— ENTRIES PROVIDED —
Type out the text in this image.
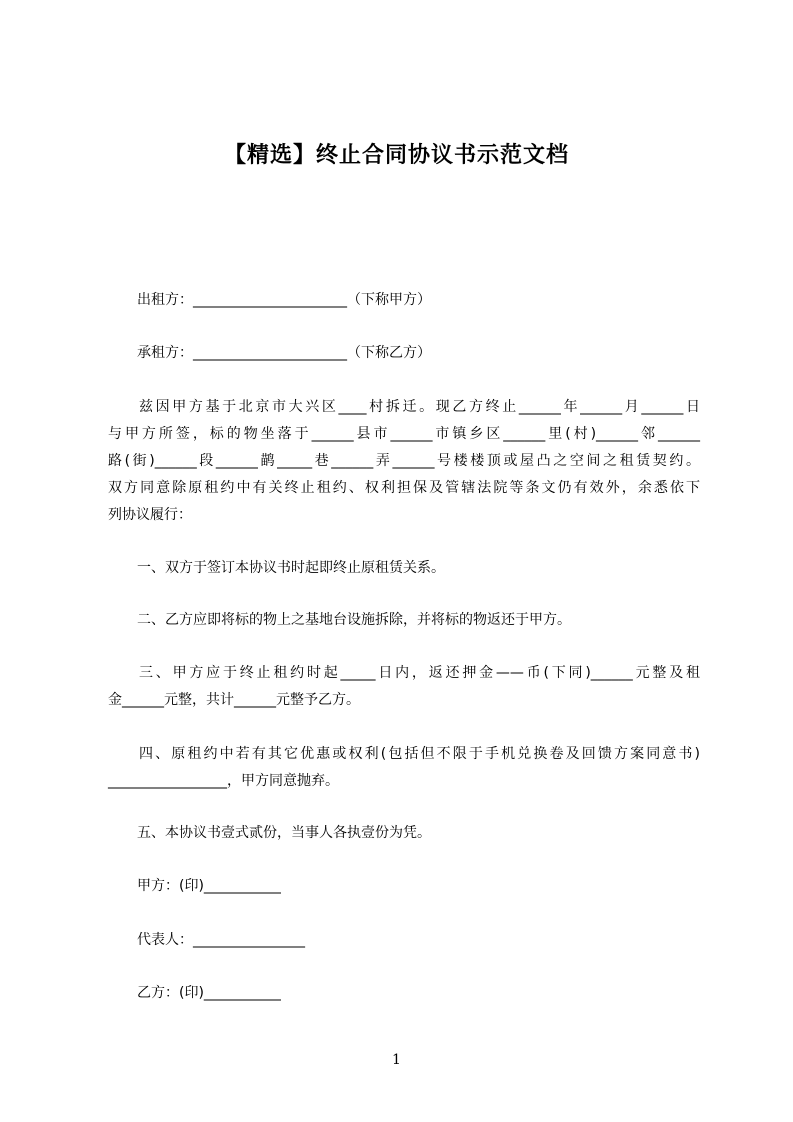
【精选】终止合同协议书示范文档
出租方：______________________（下称甲方）
承租方：______________________（下称乙方）
兹因甲方基于北京市大兴区____村拆迁。现乙方终止______年______月______日
与甲方所签，标的物坐落于______县市______市镇乡区______里(村)______邻______
路(街)______段______鹋_____巷______弄______号楼楼顶或屋凸之空间之租赁契约。
双方同意除原租约中有关终止租约、权利担保及管辖法院等条文仍有效外，余悉依下
列协议履行：
一、双方于签订本协议书时起即终止原租赁关系。
二、乙方应即将标的物上之基地台设施拆除，并将标的物返还于甲方。
三、甲方应于终止租约时起_____日内，返还押金——币(下同)______元整及租
金______元整，共计______元整予乙方。
四、原租约中若有其它优惠或权利(包括但不限于手机兑换卷及回馈方案同意书)
_________________，甲方同意抛弃。
五、本协议书壹式贰份，当事人各执壹份为凭。
甲方：(印)___________
代表人：________________
乙方：(印)___________
1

— WRITTEN EXERCISE —
Print all of the entries word for word. Omit the pictures they contain.

— SOLUTION TO THIS TASK —
Type out the text in this image.
【精选】终止合同协议书示范文档
出租方：______________________（下称甲方）
承租方：______________________（下称乙方）
兹因甲方基于北京市大兴区____村拆迁。现乙方终止______年______月______日
与甲方所签，标的物坐落于______县市______市镇乡区______里(村)______邻______
路(街)______段______鹋_____巷______弄______号楼楼顶或屋凸之空间之租赁契约。
双方同意除原租约中有关终止租约、权利担保及管辖法院等条文仍有效外，余悉依下
列协议履行：
一、双方于签订本协议书时起即终止原租赁关系。
二、乙方应即将标的物上之基地台设施拆除，并将标的物返还于甲方。
三、甲方应于终止租约时起_____日内，返还押金——币(下同)______元整及租
金______元整，共计______元整予乙方。
四、原租约中若有其它优惠或权利(包括但不限于手机兑换卷及回馈方案同意书)
_________________，甲方同意抛弃。
五、本协议书壹式贰份，当事人各执壹份为凭。
甲方：(印)___________
代表人：________________
乙方：(印)___________
1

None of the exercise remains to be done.